_BRIEF_. Locate the lines where "JSON" occurs and copy them as they stand.

* * * * * * *

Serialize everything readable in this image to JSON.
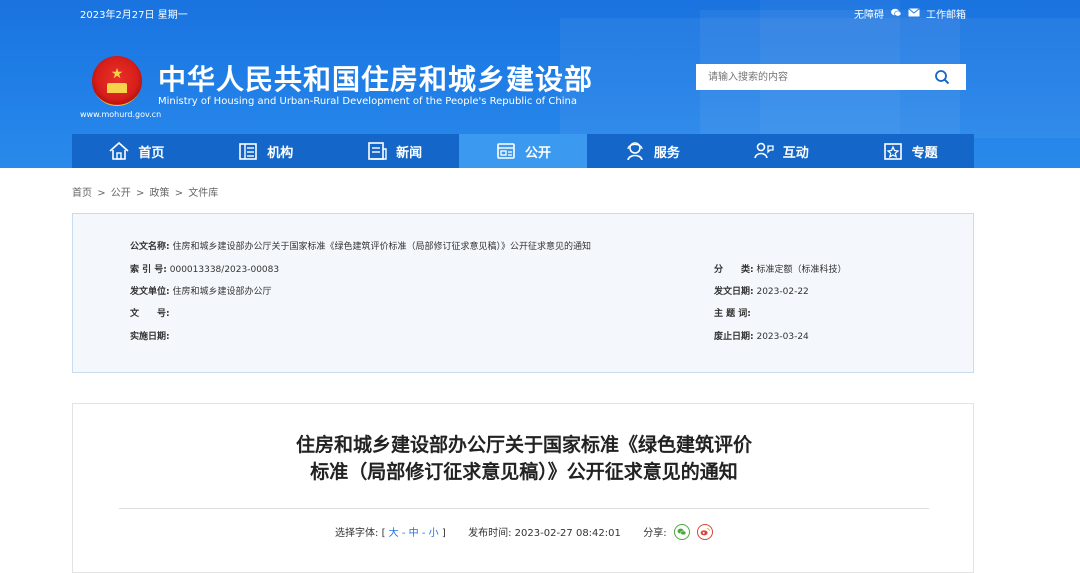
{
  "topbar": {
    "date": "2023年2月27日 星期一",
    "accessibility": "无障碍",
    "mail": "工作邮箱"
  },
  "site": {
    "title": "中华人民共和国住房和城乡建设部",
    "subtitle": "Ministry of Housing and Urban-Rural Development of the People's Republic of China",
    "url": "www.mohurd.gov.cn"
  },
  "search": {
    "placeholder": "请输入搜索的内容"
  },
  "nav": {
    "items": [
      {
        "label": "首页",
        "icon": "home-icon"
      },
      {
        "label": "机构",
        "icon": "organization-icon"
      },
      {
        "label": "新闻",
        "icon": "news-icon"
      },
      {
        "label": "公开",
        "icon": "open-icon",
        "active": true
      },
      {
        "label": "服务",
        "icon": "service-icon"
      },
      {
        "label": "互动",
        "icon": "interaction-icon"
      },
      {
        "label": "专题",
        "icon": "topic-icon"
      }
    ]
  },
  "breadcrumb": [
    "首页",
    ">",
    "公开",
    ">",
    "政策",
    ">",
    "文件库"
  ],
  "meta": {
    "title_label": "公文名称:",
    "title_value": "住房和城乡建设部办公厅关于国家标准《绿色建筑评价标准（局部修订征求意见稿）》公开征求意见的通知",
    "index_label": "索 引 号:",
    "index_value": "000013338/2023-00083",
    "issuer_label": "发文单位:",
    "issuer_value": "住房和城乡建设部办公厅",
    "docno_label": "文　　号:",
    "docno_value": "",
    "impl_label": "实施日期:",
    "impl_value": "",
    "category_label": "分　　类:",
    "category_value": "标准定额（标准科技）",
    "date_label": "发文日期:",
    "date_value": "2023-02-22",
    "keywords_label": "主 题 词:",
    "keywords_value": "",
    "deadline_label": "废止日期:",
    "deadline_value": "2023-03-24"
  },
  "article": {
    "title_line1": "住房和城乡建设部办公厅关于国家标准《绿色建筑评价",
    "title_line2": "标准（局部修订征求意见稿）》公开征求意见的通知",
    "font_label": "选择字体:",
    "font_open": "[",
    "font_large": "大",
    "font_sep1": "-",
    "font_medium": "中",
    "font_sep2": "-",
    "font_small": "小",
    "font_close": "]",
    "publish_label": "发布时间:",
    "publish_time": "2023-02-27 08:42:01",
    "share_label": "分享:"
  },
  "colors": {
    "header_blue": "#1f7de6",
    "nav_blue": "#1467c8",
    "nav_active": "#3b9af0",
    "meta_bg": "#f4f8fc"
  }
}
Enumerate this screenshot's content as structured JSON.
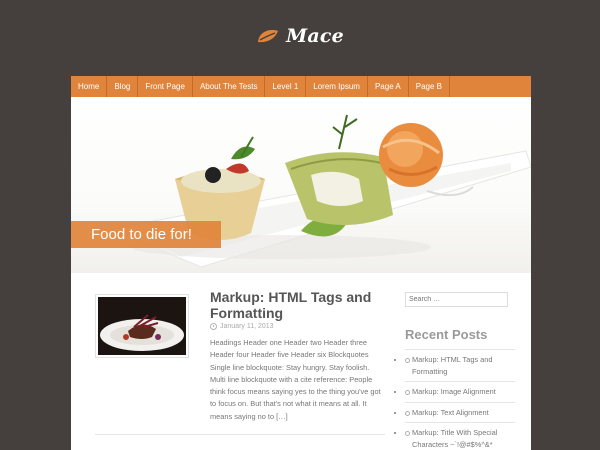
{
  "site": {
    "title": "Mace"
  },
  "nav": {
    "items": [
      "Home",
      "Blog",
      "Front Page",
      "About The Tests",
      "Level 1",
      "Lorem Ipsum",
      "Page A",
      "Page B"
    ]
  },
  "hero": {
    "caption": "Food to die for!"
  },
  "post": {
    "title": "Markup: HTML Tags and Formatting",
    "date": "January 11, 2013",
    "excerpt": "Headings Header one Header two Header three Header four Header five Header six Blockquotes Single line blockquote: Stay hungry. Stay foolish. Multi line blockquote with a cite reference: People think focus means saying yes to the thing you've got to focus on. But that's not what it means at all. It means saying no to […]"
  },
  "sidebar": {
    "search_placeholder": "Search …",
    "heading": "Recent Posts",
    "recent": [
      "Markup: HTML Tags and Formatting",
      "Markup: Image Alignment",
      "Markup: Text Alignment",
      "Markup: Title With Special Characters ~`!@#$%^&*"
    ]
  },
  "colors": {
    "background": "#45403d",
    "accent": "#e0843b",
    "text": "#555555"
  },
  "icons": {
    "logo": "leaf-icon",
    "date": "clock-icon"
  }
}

* * * * * * *

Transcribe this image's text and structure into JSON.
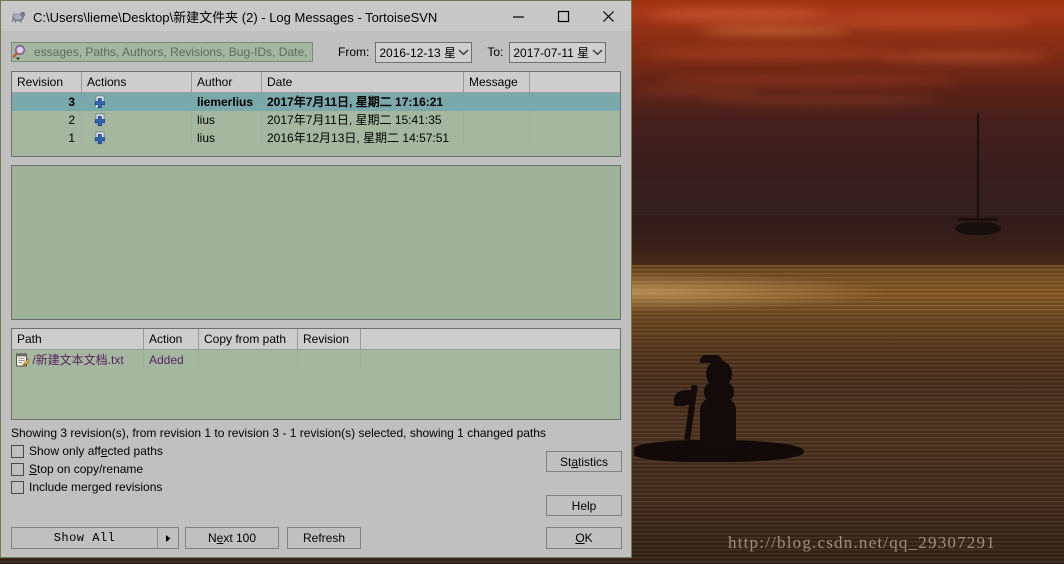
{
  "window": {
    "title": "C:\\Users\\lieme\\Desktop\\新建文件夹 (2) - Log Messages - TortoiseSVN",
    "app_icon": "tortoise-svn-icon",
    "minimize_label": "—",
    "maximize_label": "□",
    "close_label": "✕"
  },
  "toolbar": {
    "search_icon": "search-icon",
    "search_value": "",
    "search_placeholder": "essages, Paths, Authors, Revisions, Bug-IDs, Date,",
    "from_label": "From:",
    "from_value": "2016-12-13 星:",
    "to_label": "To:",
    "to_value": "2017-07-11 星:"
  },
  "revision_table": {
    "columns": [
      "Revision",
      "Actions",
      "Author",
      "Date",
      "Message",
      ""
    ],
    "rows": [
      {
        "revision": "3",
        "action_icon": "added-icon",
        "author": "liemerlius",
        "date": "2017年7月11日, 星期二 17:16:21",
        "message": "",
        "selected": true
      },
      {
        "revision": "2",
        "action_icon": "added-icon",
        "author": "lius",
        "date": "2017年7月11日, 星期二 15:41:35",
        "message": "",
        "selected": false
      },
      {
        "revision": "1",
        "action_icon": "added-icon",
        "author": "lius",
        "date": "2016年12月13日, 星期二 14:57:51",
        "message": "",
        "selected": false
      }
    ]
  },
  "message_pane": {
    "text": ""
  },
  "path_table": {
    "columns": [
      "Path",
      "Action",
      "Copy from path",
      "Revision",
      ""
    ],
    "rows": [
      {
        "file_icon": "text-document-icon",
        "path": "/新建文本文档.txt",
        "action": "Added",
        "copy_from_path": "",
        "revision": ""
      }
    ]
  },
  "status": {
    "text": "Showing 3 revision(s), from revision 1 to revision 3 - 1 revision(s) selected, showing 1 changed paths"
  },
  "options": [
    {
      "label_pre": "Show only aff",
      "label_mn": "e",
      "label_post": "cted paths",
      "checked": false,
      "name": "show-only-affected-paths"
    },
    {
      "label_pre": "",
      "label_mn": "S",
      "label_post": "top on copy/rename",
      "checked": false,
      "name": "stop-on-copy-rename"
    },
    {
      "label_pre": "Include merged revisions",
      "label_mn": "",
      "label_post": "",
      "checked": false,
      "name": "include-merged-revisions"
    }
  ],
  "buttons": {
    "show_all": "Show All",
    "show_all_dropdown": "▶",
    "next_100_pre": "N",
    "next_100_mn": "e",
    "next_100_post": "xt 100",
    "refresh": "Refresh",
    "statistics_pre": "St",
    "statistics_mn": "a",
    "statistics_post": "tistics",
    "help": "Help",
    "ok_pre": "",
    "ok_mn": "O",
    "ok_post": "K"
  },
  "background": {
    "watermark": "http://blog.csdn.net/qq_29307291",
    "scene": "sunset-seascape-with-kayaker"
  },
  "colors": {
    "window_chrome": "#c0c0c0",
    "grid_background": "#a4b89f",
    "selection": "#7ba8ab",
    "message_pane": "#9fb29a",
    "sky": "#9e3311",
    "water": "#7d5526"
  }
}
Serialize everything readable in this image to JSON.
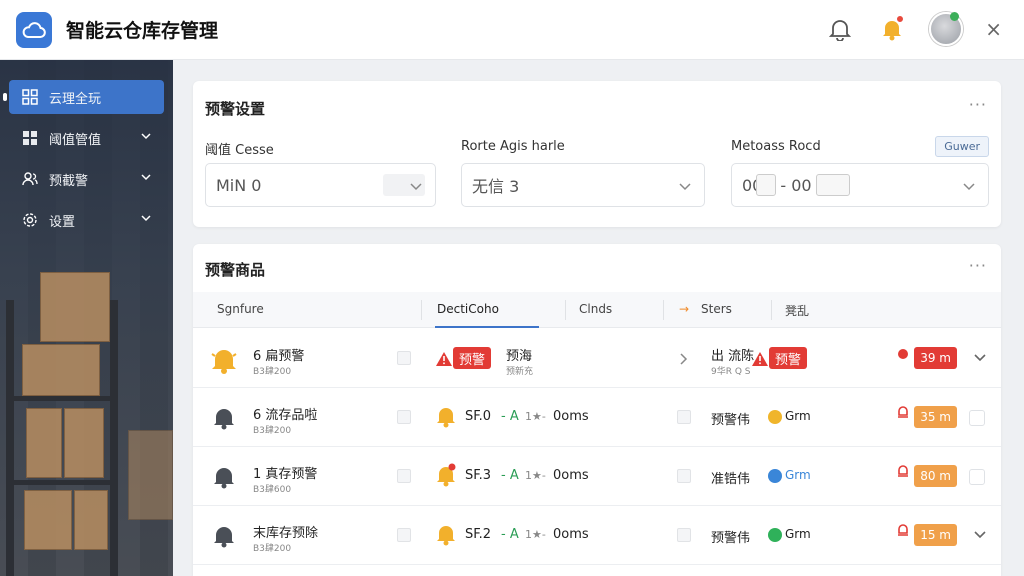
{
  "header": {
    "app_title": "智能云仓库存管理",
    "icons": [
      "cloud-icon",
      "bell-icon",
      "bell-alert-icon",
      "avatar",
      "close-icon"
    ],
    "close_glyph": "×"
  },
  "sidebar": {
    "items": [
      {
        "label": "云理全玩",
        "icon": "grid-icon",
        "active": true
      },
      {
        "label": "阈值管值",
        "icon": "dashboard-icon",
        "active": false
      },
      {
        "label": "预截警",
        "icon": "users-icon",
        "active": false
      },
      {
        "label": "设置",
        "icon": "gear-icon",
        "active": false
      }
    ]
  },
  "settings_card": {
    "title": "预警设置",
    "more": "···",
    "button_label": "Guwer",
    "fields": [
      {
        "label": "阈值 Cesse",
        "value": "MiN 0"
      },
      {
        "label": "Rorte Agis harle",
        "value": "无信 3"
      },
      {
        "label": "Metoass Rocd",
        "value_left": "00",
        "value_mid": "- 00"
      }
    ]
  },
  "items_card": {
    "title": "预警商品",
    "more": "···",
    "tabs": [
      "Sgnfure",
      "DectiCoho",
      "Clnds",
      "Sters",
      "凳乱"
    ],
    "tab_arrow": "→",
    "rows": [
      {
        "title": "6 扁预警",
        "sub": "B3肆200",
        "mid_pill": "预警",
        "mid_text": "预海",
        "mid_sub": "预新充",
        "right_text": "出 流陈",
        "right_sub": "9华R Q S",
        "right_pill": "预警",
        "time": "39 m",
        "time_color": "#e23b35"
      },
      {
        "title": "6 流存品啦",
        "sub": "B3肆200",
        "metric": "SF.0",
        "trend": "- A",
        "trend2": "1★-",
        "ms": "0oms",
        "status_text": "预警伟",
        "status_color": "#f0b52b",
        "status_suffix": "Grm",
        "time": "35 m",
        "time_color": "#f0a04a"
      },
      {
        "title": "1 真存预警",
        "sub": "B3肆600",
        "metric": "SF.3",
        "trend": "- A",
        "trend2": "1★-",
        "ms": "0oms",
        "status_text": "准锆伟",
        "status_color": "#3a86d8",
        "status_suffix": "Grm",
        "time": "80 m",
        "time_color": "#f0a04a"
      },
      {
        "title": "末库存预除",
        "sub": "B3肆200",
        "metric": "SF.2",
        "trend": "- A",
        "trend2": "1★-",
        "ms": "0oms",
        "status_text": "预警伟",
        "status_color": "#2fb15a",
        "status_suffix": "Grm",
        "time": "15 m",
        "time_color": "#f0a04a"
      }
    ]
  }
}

* * * * * * *

_EXERCISE RESPONSE_.
Serialize everything readable in this image to JSON.
Enumerate this screenshot's content as structured JSON.
Transcribe this image's text and structure into JSON.
Serialize everything readable in this image to JSON.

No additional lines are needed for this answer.